#### [Short exercise]
Look through the listing for the word "this". Copy each line that has it.

Data extracted from a collection

/---

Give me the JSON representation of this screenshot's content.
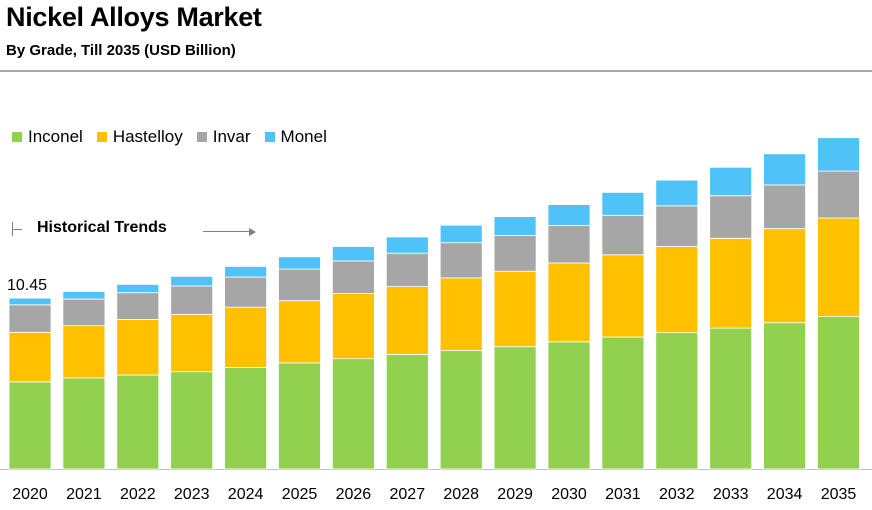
{
  "header": {
    "title": "Nickel Alloys Market",
    "subtitle": "By Grade, Till 2035 (USD Billion)"
  },
  "annotation": {
    "historical": "Historical Trends"
  },
  "chart_data": {
    "type": "stacked-bar",
    "title": "Nickel Alloys Market",
    "subtitle": "By Grade, Till 2035 (USD Billion)",
    "xlabel": "",
    "ylabel": "",
    "legend_position": "top-left",
    "grid": false,
    "categories": [
      "2020",
      "2021",
      "2022",
      "2023",
      "2024",
      "2025",
      "2026",
      "2027",
      "2028",
      "2029",
      "2030",
      "2031",
      "2032",
      "2033",
      "2034",
      "2035"
    ],
    "series": [
      {
        "name": "Inconel",
        "color": "#92d050",
        "values": [
          5.33,
          5.57,
          5.75,
          5.95,
          6.21,
          6.49,
          6.75,
          7.01,
          7.25,
          7.48,
          7.78,
          8.07,
          8.34,
          8.62,
          8.95,
          9.32
        ]
      },
      {
        "name": "Hastelloy",
        "color": "#ffc000",
        "values": [
          3.03,
          3.2,
          3.4,
          3.51,
          3.69,
          3.8,
          3.98,
          4.15,
          4.44,
          4.62,
          4.82,
          5.03,
          5.27,
          5.49,
          5.75,
          6.03
        ]
      },
      {
        "name": "Invar",
        "color": "#a6a6a6",
        "values": [
          1.68,
          1.63,
          1.63,
          1.73,
          1.84,
          1.94,
          2.0,
          2.04,
          2.15,
          2.19,
          2.3,
          2.42,
          2.49,
          2.6,
          2.68,
          2.87
        ]
      },
      {
        "name": "Monel",
        "color": "#4fc3f7",
        "values": [
          0.41,
          0.45,
          0.51,
          0.59,
          0.65,
          0.75,
          0.88,
          0.99,
          1.07,
          1.15,
          1.27,
          1.4,
          1.57,
          1.74,
          1.9,
          2.04
        ]
      }
    ],
    "totals": [
      10.45,
      10.85,
      11.29,
      11.78,
      12.39,
      12.98,
      13.61,
      14.19,
      14.91,
      15.44,
      16.17,
      16.92,
      17.67,
      18.45,
      19.28,
      20.26
    ],
    "data_labels": [
      {
        "category": "2020",
        "text": "10.45"
      }
    ],
    "ylim": [
      0,
      20.5
    ]
  }
}
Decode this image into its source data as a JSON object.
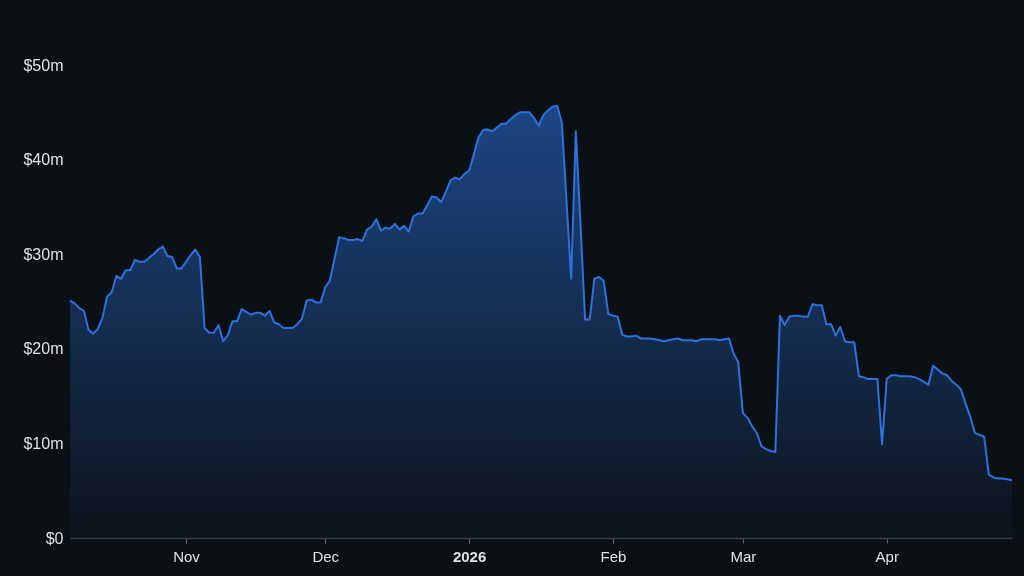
{
  "chart_data": {
    "type": "area",
    "x": [
      "2025-10-07",
      "2025-10-08",
      "2025-10-09",
      "2025-10-10",
      "2025-10-11",
      "2025-10-12",
      "2025-10-13",
      "2025-10-14",
      "2025-10-15",
      "2025-10-16",
      "2025-10-17",
      "2025-10-18",
      "2025-10-19",
      "2025-10-20",
      "2025-10-21",
      "2025-10-22",
      "2025-10-23",
      "2025-10-24",
      "2025-10-25",
      "2025-10-26",
      "2025-10-27",
      "2025-10-28",
      "2025-10-29",
      "2025-10-30",
      "2025-10-31",
      "2025-11-01",
      "2025-11-02",
      "2025-11-03",
      "2025-11-04",
      "2025-11-05",
      "2025-11-06",
      "2025-11-07",
      "2025-11-08",
      "2025-11-09",
      "2025-11-10",
      "2025-11-11",
      "2025-11-12",
      "2025-11-13",
      "2025-11-14",
      "2025-11-15",
      "2025-11-16",
      "2025-11-17",
      "2025-11-18",
      "2025-11-19",
      "2025-11-20",
      "2025-11-21",
      "2025-11-22",
      "2025-11-23",
      "2025-11-24",
      "2025-11-25",
      "2025-11-26",
      "2025-11-27",
      "2025-11-28",
      "2025-11-29",
      "2025-11-30",
      "2025-12-01",
      "2025-12-02",
      "2025-12-03",
      "2025-12-04",
      "2025-12-05",
      "2025-12-06",
      "2025-12-07",
      "2025-12-08",
      "2025-12-09",
      "2025-12-10",
      "2025-12-11",
      "2025-12-12",
      "2025-12-13",
      "2025-12-14",
      "2025-12-15",
      "2025-12-16",
      "2025-12-17",
      "2025-12-18",
      "2025-12-19",
      "2025-12-20",
      "2025-12-21",
      "2025-12-22",
      "2025-12-23",
      "2025-12-24",
      "2025-12-25",
      "2025-12-26",
      "2025-12-27",
      "2025-12-28",
      "2025-12-29",
      "2025-12-30",
      "2025-12-31",
      "2026-01-01",
      "2026-01-02",
      "2026-01-03",
      "2026-01-04",
      "2026-01-05",
      "2026-01-06",
      "2026-01-07",
      "2026-01-08",
      "2026-01-09",
      "2026-01-10",
      "2026-01-11",
      "2026-01-12",
      "2026-01-13",
      "2026-01-14",
      "2026-01-15",
      "2026-01-16",
      "2026-01-17",
      "2026-01-18",
      "2026-01-19",
      "2026-01-20",
      "2026-01-21",
      "2026-01-22",
      "2026-01-23",
      "2026-01-24",
      "2026-01-25",
      "2026-01-26",
      "2026-01-27",
      "2026-01-28",
      "2026-01-29",
      "2026-01-30",
      "2026-01-31",
      "2026-02-01",
      "2026-02-02",
      "2026-02-03",
      "2026-02-04",
      "2026-02-05",
      "2026-02-06",
      "2026-02-07",
      "2026-02-08",
      "2026-02-09",
      "2026-02-10",
      "2026-02-11",
      "2026-02-12",
      "2026-02-13",
      "2026-02-14",
      "2026-02-15",
      "2026-02-16",
      "2026-02-17",
      "2026-02-18",
      "2026-02-19",
      "2026-02-20",
      "2026-02-21",
      "2026-02-22",
      "2026-02-23",
      "2026-02-24",
      "2026-02-25",
      "2026-02-26",
      "2026-02-27",
      "2026-02-28",
      "2026-03-01",
      "2026-03-02",
      "2026-03-03",
      "2026-03-04",
      "2026-03-05",
      "2026-03-06",
      "2026-03-07",
      "2026-03-08",
      "2026-03-09",
      "2026-03-10",
      "2026-03-11",
      "2026-03-12",
      "2026-03-13",
      "2026-03-14",
      "2026-03-15",
      "2026-03-16",
      "2026-03-17",
      "2026-03-18",
      "2026-03-19",
      "2026-03-20",
      "2026-03-21",
      "2026-03-22",
      "2026-03-23",
      "2026-03-24",
      "2026-03-25",
      "2026-03-26",
      "2026-03-27",
      "2026-03-28",
      "2026-03-29",
      "2026-03-30",
      "2026-03-31",
      "2026-04-01",
      "2026-04-02",
      "2026-04-03",
      "2026-04-04",
      "2026-04-05",
      "2026-04-06",
      "2026-04-07",
      "2026-04-08",
      "2026-04-09",
      "2026-04-10",
      "2026-04-11",
      "2026-04-12",
      "2026-04-13",
      "2026-04-14",
      "2026-04-15",
      "2026-04-16",
      "2026-04-17",
      "2026-04-18",
      "2026-04-19",
      "2026-04-20",
      "2026-04-21",
      "2026-04-22",
      "2026-04-23",
      "2026-04-24",
      "2026-04-25",
      "2026-04-26",
      "2026-04-27",
      "2026-04-28"
    ],
    "series": [
      {
        "color": "#2b72e0",
        "values": [
          25.1,
          24.8,
          24.3,
          24.0,
          22.0,
          21.6,
          22.1,
          23.3,
          25.5,
          26.0,
          27.7,
          27.4,
          28.3,
          28.3,
          29.4,
          29.2,
          29.2,
          29.6,
          30.0,
          30.5,
          30.8,
          29.8,
          29.7,
          28.5,
          28.5,
          29.2,
          29.9,
          30.5,
          29.7,
          22.2,
          21.7,
          21.7,
          22.5,
          20.8,
          21.4,
          22.9,
          22.9,
          24.2,
          23.9,
          23.6,
          23.8,
          23.8,
          23.5,
          24.0,
          22.8,
          22.6,
          22.2,
          22.2,
          22.2,
          22.6,
          23.2,
          25.1,
          25.2,
          24.9,
          24.9,
          26.5,
          27.2,
          29.5,
          31.8,
          31.7,
          31.5,
          31.5,
          31.6,
          31.4,
          32.6,
          32.9,
          33.7,
          32.5,
          32.8,
          32.7,
          33.2,
          32.6,
          33.0,
          32.4,
          34.0,
          34.3,
          34.3,
          35.2,
          36.1,
          36.0,
          35.5,
          36.6,
          37.8,
          38.1,
          37.9,
          38.5,
          38.8,
          40.5,
          42.3,
          43.1,
          43.2,
          43.0,
          43.4,
          43.8,
          43.8,
          44.3,
          44.7,
          45.0,
          45.0,
          45.0,
          44.4,
          43.6,
          44.7,
          45.2,
          45.6,
          45.7,
          43.9,
          35.6,
          27.4,
          43.0,
          33.3,
          23.1,
          23.1,
          27.4,
          27.6,
          27.2,
          23.7,
          23.5,
          23.4,
          21.5,
          21.3,
          21.3,
          21.4,
          21.1,
          21.1,
          21.1,
          21.0,
          20.9,
          20.8,
          20.9,
          21.0,
          21.1,
          20.9,
          20.9,
          20.9,
          20.8,
          21.0,
          21.0,
          21.0,
          21.0,
          20.9,
          21.0,
          21.1,
          19.5,
          18.6,
          13.2,
          12.7,
          11.8,
          11.1,
          9.7,
          9.4,
          9.2,
          9.1,
          23.5,
          22.5,
          23.4,
          23.5,
          23.5,
          23.4,
          23.4,
          24.7,
          24.6,
          24.6,
          22.6,
          22.6,
          21.4,
          22.3,
          20.8,
          20.7,
          20.7,
          17.1,
          17.0,
          16.8,
          16.8,
          16.8,
          9.9,
          16.8,
          17.2,
          17.2,
          17.1,
          17.1,
          17.1,
          17.0,
          16.8,
          16.5,
          16.2,
          18.2,
          17.8,
          17.4,
          17.2,
          16.6,
          16.2,
          15.7,
          14.2,
          12.8,
          11.1,
          10.9,
          10.7,
          6.7,
          6.4,
          6.3,
          6.3,
          6.2,
          6.1
        ]
      }
    ],
    "xlim": [
      "2025-10-07",
      "2026-04-28"
    ],
    "xticks": [
      {
        "value": "2025-11-01",
        "label": "Nov"
      },
      {
        "value": "2025-12-01",
        "label": "Dec"
      },
      {
        "value": "2026-01-01",
        "label": "2026"
      },
      {
        "value": "2026-02-01",
        "label": "Feb"
      },
      {
        "value": "2026-03-01",
        "label": "Mar"
      },
      {
        "value": "2026-04-01",
        "label": "Apr"
      }
    ],
    "ylim": [
      0,
      50
    ],
    "yticks": [
      {
        "value": 0,
        "label": "$0"
      },
      {
        "value": 10,
        "label": "$10m"
      },
      {
        "value": 20,
        "label": "$20m"
      },
      {
        "value": 30,
        "label": "$30m"
      },
      {
        "value": 40,
        "label": "$40m"
      },
      {
        "value": 50,
        "label": "$50m"
      }
    ]
  }
}
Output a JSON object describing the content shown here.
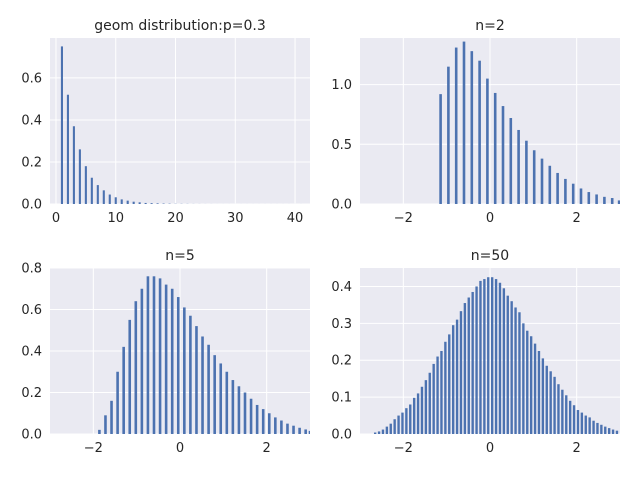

\---

#### [Worked solution]
Give me the JSON representation of this screenshot's content.
Decode this image into its source data as a JSON object.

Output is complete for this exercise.